**WHAT YOU HAVE TO DO:** Find the lines with "Last" in them and copy them out.

Extracted records
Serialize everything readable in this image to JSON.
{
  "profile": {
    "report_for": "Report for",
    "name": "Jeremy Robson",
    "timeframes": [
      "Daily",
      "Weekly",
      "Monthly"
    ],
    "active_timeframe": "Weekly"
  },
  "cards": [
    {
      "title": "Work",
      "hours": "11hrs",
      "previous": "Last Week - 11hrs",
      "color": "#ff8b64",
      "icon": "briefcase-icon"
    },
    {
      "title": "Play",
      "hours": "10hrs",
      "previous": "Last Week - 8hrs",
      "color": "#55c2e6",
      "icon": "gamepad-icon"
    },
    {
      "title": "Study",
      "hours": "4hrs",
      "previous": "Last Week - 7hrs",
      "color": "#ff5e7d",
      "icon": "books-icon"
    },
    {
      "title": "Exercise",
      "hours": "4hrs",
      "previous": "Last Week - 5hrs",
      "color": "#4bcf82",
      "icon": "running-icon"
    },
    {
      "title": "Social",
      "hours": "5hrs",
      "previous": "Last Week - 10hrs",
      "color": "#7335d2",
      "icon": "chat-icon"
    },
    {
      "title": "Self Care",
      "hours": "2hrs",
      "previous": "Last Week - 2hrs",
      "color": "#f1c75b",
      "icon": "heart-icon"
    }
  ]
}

**OUTPUT:**
      "previous": "Last Week - 11hrs",
      "previous": "Last Week - 8hrs",
      "previous": "Last Week - 7hrs",
      "previous": "Last Week - 5hrs",
      "previous": "Last Week - 10hrs",
      "previous": "Last Week - 2hrs",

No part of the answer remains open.